Select all lines in the records that include "into".

## BEGIN Extracted records

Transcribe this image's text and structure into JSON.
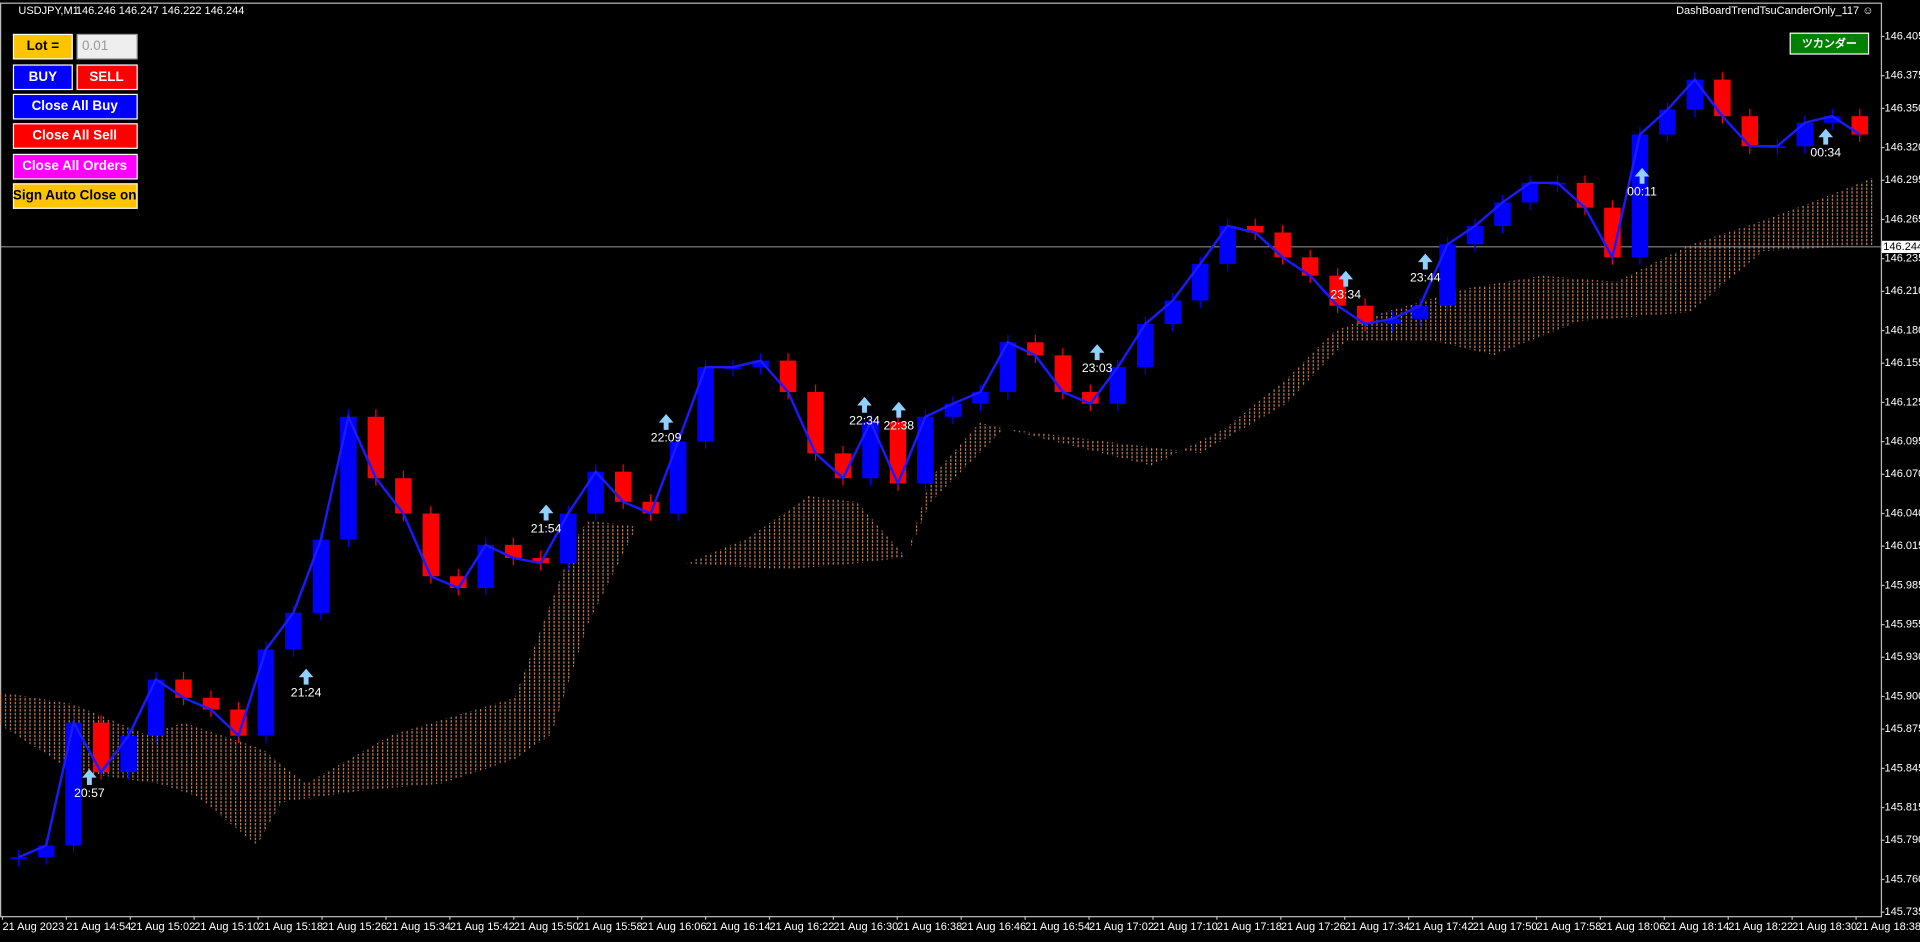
{
  "header": {
    "symbol": "USDJPY,M1",
    "quote": "146.246 146.247 146.222 146.244",
    "expert": "DashBoardTrendTsuCanderOnly_117 ☺"
  },
  "panel": {
    "lot_label": "Lot  =",
    "lot_value": "0.01",
    "buy": "BUY",
    "sell": "SELL",
    "close_all_buy": "Close All Buy",
    "close_all_sell": "Close All Sell",
    "close_all_orders": "Close All Orders",
    "auto_close": "Sign Auto Close on",
    "tsukander": "ツカンダー"
  },
  "chart": {
    "ylim": [
      145.732,
      146.43
    ],
    "price_ticks": [
      146.405,
      146.375,
      {
        "value": 146.35,
        "label": "146.350"
      },
      {
        "value": 146.32,
        "label": "146.320"
      },
      146.295,
      146.265,
      146.235,
      {
        "value": 146.21,
        "label": "146.210"
      },
      {
        "value": 146.18,
        "label": "146.180"
      },
      146.155,
      146.125,
      146.095,
      {
        "value": 146.07,
        "label": "146.070"
      },
      {
        "value": 146.04,
        "label": "146.040"
      },
      146.015,
      145.985,
      145.955,
      {
        "value": 145.93,
        "label": "145.930"
      },
      {
        "value": 145.9,
        "label": "145.900"
      },
      145.875,
      145.845,
      145.815,
      {
        "value": 145.79,
        "label": "145.790"
      },
      {
        "value": 145.76,
        "label": "145.760"
      },
      145.735
    ],
    "current_price": 146.244,
    "time_labels": [
      "21 Aug 2023",
      "21 Aug 14:54",
      "21 Aug 15:02",
      "21 Aug 15:10",
      "21 Aug 15:18",
      "21 Aug 15:26",
      "21 Aug 15:34",
      "21 Aug 15:42",
      "21 Aug 15:50",
      "21 Aug 15:58",
      "21 Aug 16:06",
      "21 Aug 16:14",
      "21 Aug 16:22",
      "21 Aug 16:30",
      "21 Aug 16:38",
      "21 Aug 16:46",
      "21 Aug 16:54",
      "21 Aug 17:02",
      "21 Aug 17:10",
      "21 Aug 17:18",
      "21 Aug 17:26",
      "21 Aug 17:34",
      "21 Aug 17:42",
      "21 Aug 17:50",
      "21 Aug 17:58",
      "21 Aug 18:06",
      "21 Aug 18:14",
      "21 Aug 18:22",
      "21 Aug 18:30",
      "21 Aug 18:38"
    ],
    "closes": [
      145.777,
      145.786,
      145.88,
      145.842,
      145.87,
      145.913,
      145.899,
      145.89,
      145.87,
      145.936,
      145.964,
      146.02,
      146.114,
      146.067,
      146.04,
      145.992,
      145.983,
      146.016,
      146.006,
      146.002,
      146.04,
      146.072,
      146.049,
      146.04,
      146.095,
      146.152,
      146.152,
      146.157,
      146.133,
      146.086,
      146.067,
      146.11,
      146.063,
      146.114,
      146.124,
      146.133,
      146.171,
      146.161,
      146.133,
      146.124,
      146.152,
      146.185,
      146.203,
      146.231,
      146.26,
      146.255,
      146.236,
      146.222,
      146.199,
      146.185,
      146.189,
      146.199,
      146.246,
      146.26,
      146.278,
      146.293,
      146.293,
      146.274,
      146.236,
      146.33,
      146.349,
      146.372,
      146.344,
      146.321,
      146.321,
      146.339,
      146.344,
      146.33
    ],
    "signals": [
      "20:57",
      "21:24",
      "21:54",
      "22:09",
      "22:34",
      "22:38",
      "23:03",
      "23:34",
      "23:44",
      "00:11",
      "00:34"
    ]
  }
}
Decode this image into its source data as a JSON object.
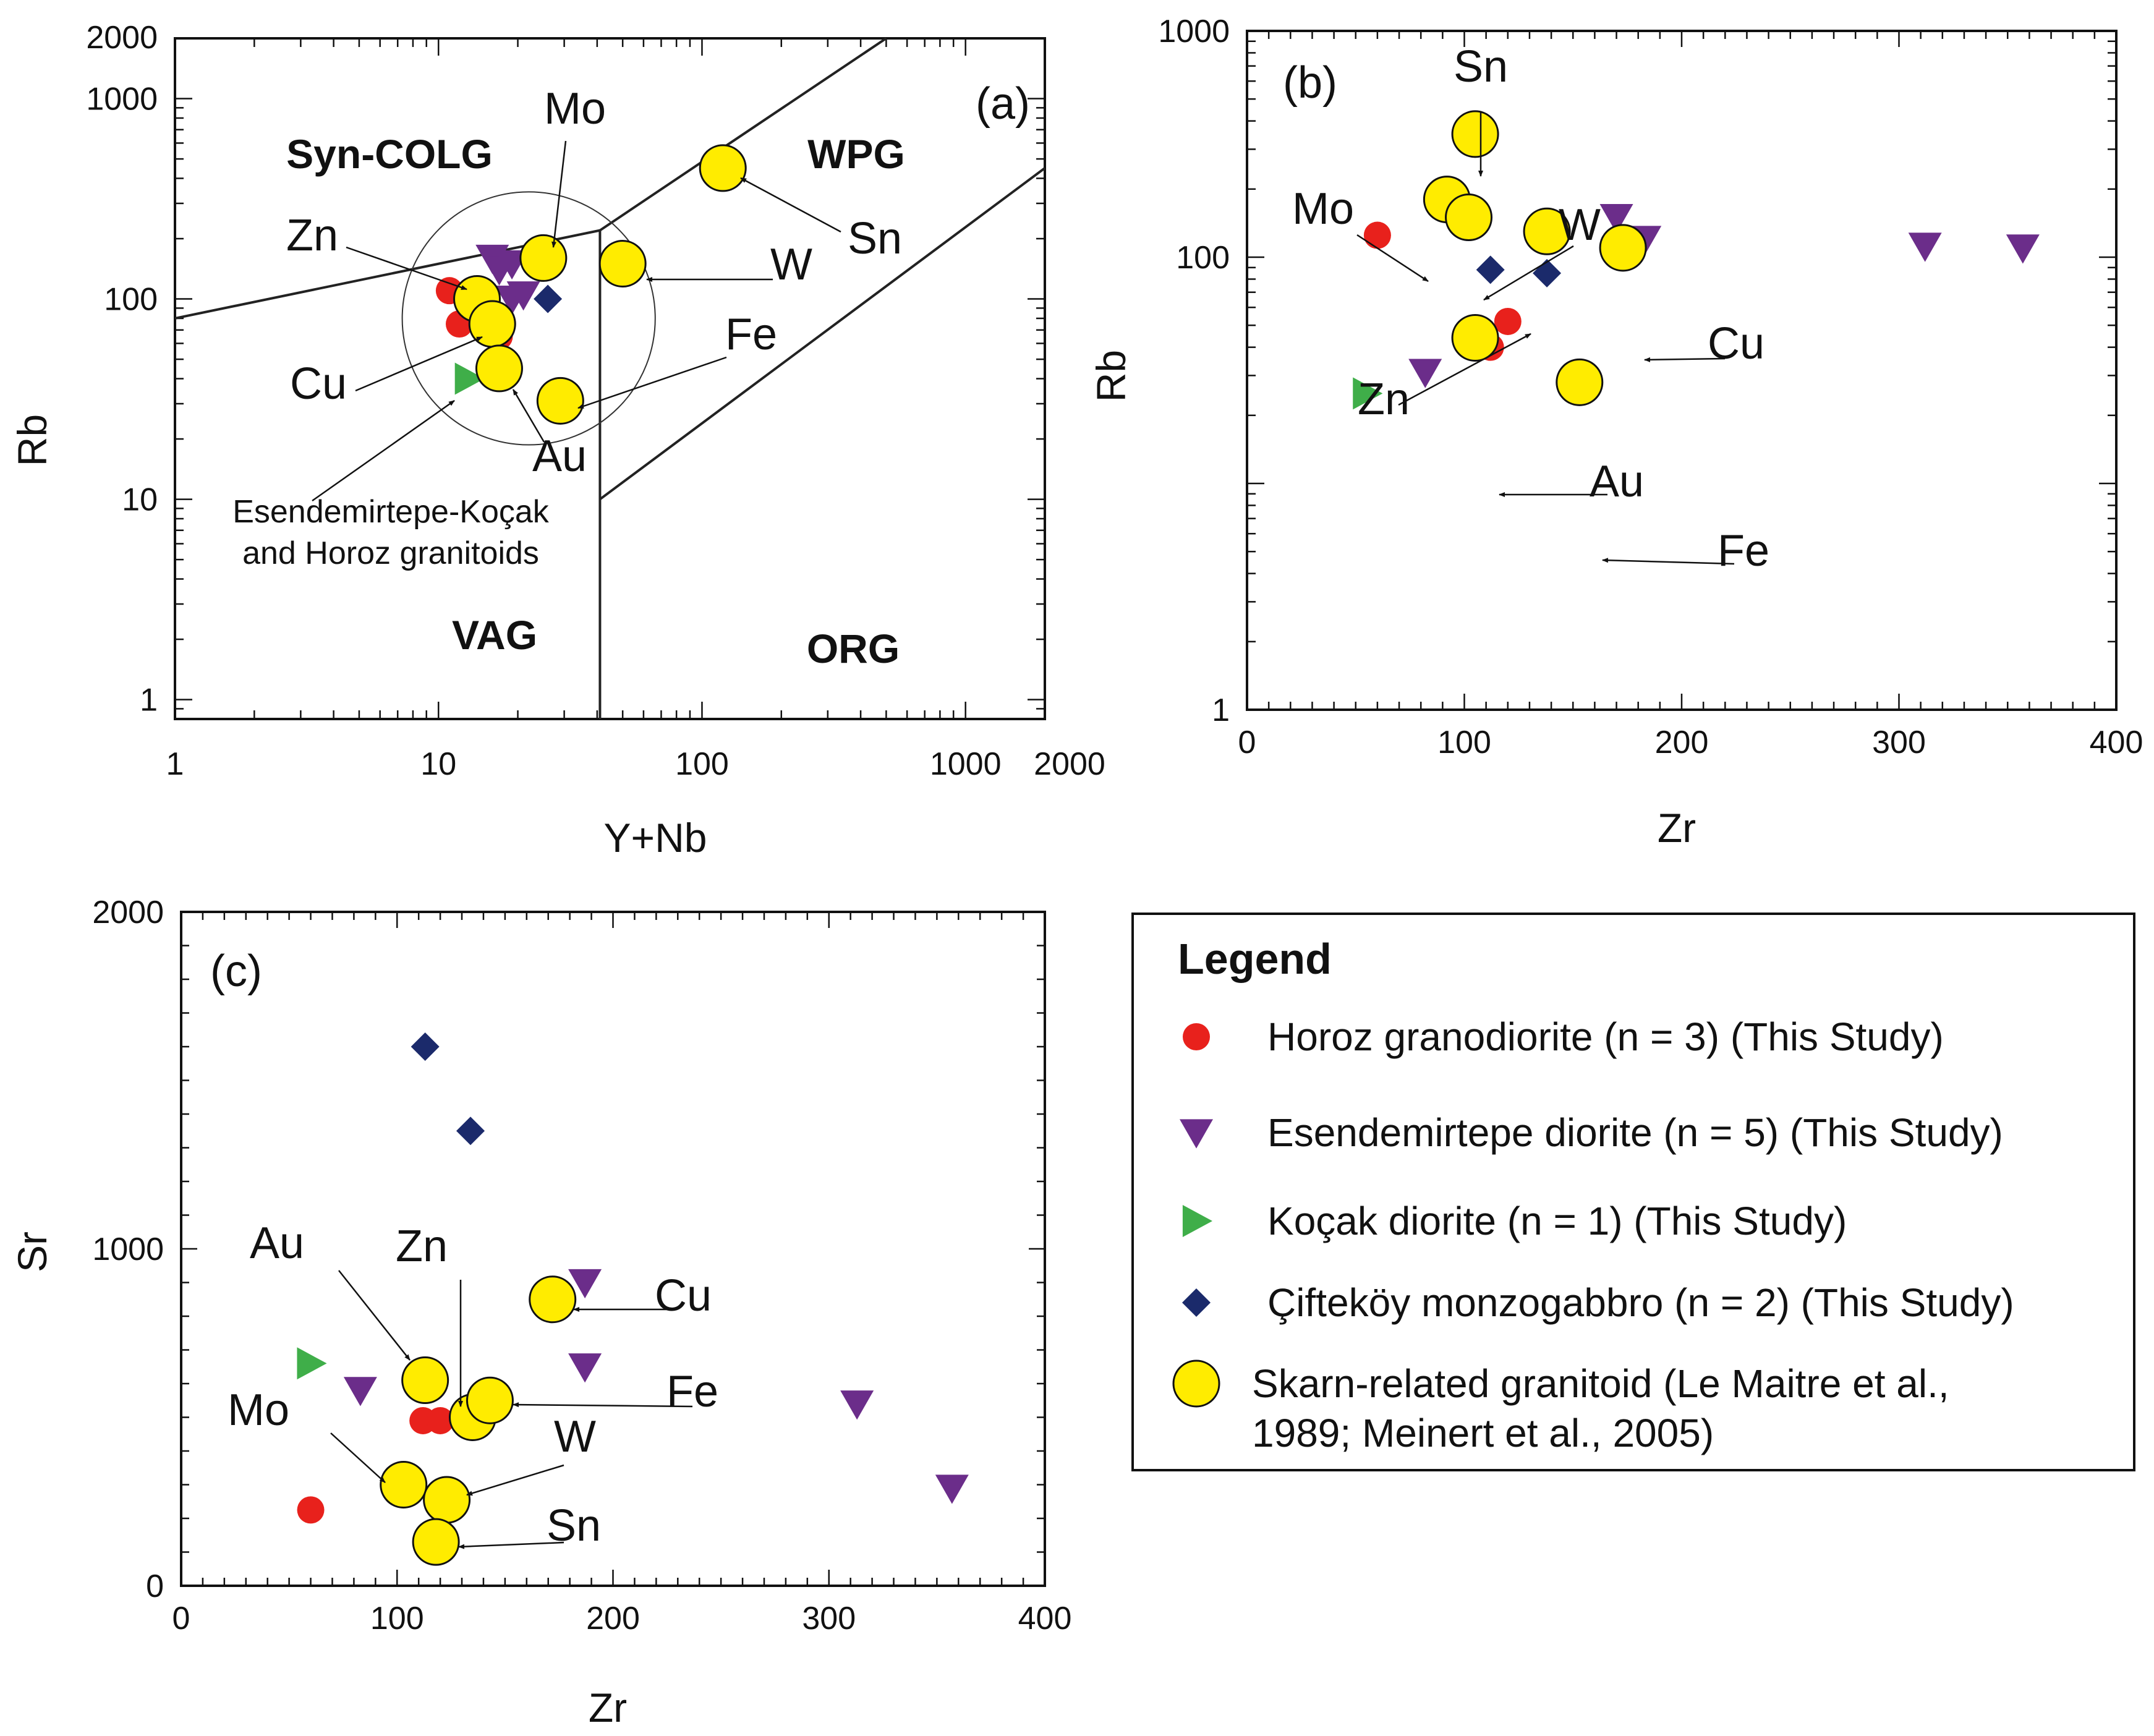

## END Extracted records

> [Complete output]:
Transcribe this image's text and structure into JSON.
Decode this image into its source data as a JSON object.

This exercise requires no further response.